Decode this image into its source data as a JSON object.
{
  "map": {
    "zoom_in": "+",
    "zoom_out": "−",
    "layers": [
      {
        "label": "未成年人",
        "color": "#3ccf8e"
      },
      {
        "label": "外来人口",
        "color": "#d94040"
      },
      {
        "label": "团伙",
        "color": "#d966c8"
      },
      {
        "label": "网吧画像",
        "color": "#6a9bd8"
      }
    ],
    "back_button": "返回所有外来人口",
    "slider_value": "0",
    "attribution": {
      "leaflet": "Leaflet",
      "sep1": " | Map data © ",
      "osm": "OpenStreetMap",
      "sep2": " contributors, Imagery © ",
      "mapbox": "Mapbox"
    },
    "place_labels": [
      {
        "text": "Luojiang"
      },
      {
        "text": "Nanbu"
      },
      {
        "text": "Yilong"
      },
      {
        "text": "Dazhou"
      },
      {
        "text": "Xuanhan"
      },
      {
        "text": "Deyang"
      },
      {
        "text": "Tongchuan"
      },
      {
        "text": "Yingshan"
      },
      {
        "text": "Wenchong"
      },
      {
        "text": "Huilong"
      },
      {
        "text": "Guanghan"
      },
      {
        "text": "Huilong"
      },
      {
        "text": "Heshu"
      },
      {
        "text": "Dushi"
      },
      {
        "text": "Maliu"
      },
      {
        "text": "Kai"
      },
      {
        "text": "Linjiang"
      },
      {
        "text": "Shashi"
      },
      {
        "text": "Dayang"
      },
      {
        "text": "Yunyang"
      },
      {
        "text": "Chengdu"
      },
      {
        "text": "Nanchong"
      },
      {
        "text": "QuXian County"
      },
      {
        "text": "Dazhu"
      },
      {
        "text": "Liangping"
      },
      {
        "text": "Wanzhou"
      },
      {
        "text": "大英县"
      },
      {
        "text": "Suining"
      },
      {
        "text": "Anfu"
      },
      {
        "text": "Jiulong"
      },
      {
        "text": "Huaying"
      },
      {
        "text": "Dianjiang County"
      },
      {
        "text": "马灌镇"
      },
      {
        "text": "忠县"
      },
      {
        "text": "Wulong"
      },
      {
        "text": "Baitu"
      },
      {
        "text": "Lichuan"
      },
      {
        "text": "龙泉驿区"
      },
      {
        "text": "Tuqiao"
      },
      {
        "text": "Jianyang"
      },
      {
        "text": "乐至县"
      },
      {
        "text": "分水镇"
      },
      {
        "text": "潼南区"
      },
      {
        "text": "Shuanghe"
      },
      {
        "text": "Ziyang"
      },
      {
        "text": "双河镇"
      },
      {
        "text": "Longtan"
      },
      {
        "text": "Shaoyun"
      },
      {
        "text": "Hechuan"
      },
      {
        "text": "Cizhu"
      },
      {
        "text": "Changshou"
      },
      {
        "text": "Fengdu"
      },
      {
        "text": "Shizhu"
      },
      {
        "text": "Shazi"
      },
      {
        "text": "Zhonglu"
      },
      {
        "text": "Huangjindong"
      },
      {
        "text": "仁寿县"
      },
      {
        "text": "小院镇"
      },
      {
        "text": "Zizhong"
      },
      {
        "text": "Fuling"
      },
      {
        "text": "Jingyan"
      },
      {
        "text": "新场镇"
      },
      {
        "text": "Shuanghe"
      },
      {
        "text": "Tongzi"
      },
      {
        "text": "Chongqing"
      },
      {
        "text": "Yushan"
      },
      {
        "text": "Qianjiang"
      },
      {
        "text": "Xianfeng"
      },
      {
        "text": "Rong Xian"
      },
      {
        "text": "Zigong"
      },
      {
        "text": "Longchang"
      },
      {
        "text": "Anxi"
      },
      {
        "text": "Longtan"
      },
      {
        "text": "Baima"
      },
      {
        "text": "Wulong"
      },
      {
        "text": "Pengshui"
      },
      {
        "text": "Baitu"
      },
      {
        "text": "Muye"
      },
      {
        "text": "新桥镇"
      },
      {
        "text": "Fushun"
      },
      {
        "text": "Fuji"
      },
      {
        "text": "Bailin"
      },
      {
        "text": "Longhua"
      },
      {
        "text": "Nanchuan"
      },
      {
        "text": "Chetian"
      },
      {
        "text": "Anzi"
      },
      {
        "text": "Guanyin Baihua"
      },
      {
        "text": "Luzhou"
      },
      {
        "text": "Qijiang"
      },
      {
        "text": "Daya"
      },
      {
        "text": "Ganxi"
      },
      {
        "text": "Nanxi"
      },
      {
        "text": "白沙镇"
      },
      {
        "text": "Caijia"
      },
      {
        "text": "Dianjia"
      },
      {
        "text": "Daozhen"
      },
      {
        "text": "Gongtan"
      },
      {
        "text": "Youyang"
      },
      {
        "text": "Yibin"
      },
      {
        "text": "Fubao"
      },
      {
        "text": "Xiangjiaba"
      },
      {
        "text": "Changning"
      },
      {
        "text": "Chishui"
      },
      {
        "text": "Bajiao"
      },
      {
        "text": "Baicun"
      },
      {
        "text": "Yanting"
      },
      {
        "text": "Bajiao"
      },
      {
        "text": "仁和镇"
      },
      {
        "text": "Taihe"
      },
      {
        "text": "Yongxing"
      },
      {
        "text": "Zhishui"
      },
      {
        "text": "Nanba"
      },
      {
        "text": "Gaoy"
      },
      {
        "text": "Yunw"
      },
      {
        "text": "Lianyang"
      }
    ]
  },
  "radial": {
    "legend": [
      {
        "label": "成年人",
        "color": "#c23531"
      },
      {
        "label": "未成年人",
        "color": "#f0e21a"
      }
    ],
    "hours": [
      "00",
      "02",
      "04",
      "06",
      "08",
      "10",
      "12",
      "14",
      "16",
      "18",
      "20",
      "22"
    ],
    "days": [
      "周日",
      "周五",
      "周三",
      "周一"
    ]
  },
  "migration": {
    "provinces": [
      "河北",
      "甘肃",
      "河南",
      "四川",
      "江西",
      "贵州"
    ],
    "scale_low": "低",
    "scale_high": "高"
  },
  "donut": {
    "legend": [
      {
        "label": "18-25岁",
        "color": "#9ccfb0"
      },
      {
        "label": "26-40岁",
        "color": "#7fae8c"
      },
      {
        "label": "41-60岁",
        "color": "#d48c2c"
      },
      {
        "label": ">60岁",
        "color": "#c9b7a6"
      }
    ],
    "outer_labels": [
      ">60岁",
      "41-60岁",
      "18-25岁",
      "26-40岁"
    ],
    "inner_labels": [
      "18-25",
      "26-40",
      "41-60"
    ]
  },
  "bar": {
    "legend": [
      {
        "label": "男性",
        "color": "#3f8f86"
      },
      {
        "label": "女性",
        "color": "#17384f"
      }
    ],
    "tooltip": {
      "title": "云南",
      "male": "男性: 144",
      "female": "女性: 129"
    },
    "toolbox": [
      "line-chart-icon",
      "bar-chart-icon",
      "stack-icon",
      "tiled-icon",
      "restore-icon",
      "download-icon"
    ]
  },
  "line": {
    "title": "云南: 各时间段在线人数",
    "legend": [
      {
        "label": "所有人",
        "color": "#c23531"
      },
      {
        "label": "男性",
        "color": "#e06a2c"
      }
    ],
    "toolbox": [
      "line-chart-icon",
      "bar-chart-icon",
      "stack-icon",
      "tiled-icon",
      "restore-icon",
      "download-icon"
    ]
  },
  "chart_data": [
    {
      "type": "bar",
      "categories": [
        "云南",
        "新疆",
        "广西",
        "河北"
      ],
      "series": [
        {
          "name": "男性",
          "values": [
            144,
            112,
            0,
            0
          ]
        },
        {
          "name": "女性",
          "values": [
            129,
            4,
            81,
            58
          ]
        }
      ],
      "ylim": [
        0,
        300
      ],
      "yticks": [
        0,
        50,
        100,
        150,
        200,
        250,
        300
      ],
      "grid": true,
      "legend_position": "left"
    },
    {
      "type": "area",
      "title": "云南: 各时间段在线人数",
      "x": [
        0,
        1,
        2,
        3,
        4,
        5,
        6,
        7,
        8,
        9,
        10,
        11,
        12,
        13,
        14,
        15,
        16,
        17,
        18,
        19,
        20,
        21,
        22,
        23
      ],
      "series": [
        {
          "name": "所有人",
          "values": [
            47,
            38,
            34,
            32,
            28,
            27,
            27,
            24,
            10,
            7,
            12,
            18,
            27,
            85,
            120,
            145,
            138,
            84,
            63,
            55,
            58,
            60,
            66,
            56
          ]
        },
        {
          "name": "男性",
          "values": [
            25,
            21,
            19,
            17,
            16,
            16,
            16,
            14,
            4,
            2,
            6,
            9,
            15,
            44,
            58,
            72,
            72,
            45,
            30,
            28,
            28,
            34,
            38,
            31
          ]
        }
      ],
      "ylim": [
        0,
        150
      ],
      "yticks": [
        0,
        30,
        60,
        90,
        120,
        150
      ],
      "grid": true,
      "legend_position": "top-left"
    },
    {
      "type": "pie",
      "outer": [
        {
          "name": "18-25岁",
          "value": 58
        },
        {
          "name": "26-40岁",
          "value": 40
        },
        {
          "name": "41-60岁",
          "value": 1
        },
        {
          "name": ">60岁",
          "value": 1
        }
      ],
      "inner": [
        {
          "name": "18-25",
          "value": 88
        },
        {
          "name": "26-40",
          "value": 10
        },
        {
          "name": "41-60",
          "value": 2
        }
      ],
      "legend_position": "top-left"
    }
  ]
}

-------------------------

Problem requirements: Copy each line from the data above that includes "title".

Response to this task:
      "title": "云南",
    "title": "云南: 各时间段在线人数",
      "title": "云南: 各时间段在线人数",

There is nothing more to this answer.